- Objective -
Reproduce every line of the listing below word for word.

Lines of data
--*--
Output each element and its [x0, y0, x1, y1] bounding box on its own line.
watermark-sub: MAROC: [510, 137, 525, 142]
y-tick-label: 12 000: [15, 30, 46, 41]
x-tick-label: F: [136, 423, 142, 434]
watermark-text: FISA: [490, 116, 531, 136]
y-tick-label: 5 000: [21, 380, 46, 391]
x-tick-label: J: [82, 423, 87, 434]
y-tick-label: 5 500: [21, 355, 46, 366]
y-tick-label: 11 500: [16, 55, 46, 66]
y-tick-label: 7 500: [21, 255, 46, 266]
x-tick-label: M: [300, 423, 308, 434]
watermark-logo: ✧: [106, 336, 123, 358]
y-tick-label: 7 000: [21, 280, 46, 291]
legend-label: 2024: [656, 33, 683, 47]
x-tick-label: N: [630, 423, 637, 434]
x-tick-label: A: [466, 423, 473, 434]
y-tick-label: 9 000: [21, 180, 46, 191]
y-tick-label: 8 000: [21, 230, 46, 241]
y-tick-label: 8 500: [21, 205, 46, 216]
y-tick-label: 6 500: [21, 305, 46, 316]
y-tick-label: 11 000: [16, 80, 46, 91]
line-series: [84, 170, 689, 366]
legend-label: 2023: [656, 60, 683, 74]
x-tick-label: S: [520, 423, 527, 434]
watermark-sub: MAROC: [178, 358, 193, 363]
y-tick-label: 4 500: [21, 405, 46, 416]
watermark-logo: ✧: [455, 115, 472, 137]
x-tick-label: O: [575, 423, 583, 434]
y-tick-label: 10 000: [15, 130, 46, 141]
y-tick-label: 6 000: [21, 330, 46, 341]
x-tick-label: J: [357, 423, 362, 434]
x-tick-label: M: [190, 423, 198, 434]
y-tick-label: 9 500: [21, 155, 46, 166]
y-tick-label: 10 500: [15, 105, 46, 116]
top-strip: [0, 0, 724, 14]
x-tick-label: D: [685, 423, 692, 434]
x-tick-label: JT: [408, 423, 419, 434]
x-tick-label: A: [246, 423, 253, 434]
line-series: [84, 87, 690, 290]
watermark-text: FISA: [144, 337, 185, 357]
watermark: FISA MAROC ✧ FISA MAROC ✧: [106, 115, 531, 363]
--*--
- Result of this exercise -
Output each element and its [x0, y0, x1, y1] bounding box on its own line.
watermark-sub: MAROC: [510, 137, 525, 142]
y-tick-label: 12 000: [15, 30, 46, 41]
x-tick-label: F: [136, 423, 142, 434]
watermark-text: FISA: [490, 116, 531, 136]
y-tick-label: 5 000: [21, 380, 46, 391]
x-tick-label: J: [82, 423, 87, 434]
y-tick-label: 5 500: [21, 355, 46, 366]
y-tick-label: 11 500: [16, 55, 46, 66]
y-tick-label: 7 500: [21, 255, 46, 266]
x-tick-label: M: [300, 423, 308, 434]
watermark-logo: ✧: [106, 336, 123, 358]
y-tick-label: 7 000: [21, 280, 46, 291]
legend-label: 2024: [656, 33, 683, 47]
x-tick-label: N: [630, 423, 637, 434]
x-tick-label: A: [466, 423, 473, 434]
y-tick-label: 9 000: [21, 180, 46, 191]
y-tick-label: 8 000: [21, 230, 46, 241]
y-tick-label: 8 500: [21, 205, 46, 216]
y-tick-label: 6 500: [21, 305, 46, 316]
y-tick-label: 11 000: [16, 80, 46, 91]
line-series: [84, 170, 689, 366]
legend-label: 2023: [656, 60, 683, 74]
x-tick-label: S: [520, 423, 527, 434]
watermark-sub: MAROC: [178, 358, 193, 363]
y-tick-label: 4 500: [21, 405, 46, 416]
watermark-logo: ✧: [455, 115, 472, 137]
x-tick-label: O: [575, 423, 583, 434]
y-tick-label: 10 000: [15, 130, 46, 141]
y-tick-label: 6 000: [21, 330, 46, 341]
x-tick-label: J: [357, 423, 362, 434]
x-tick-label: M: [190, 423, 198, 434]
y-tick-label: 9 500: [21, 155, 46, 166]
y-tick-label: 10 500: [15, 105, 46, 116]
top-strip: [0, 0, 724, 14]
x-tick-label: D: [685, 423, 692, 434]
x-tick-label: JT: [408, 423, 419, 434]
x-tick-label: A: [246, 423, 253, 434]
line-series: [84, 87, 690, 290]
watermark-text: FISA: [144, 337, 185, 357]
watermark: FISA MAROC ✧ FISA MAROC ✧: [106, 115, 531, 363]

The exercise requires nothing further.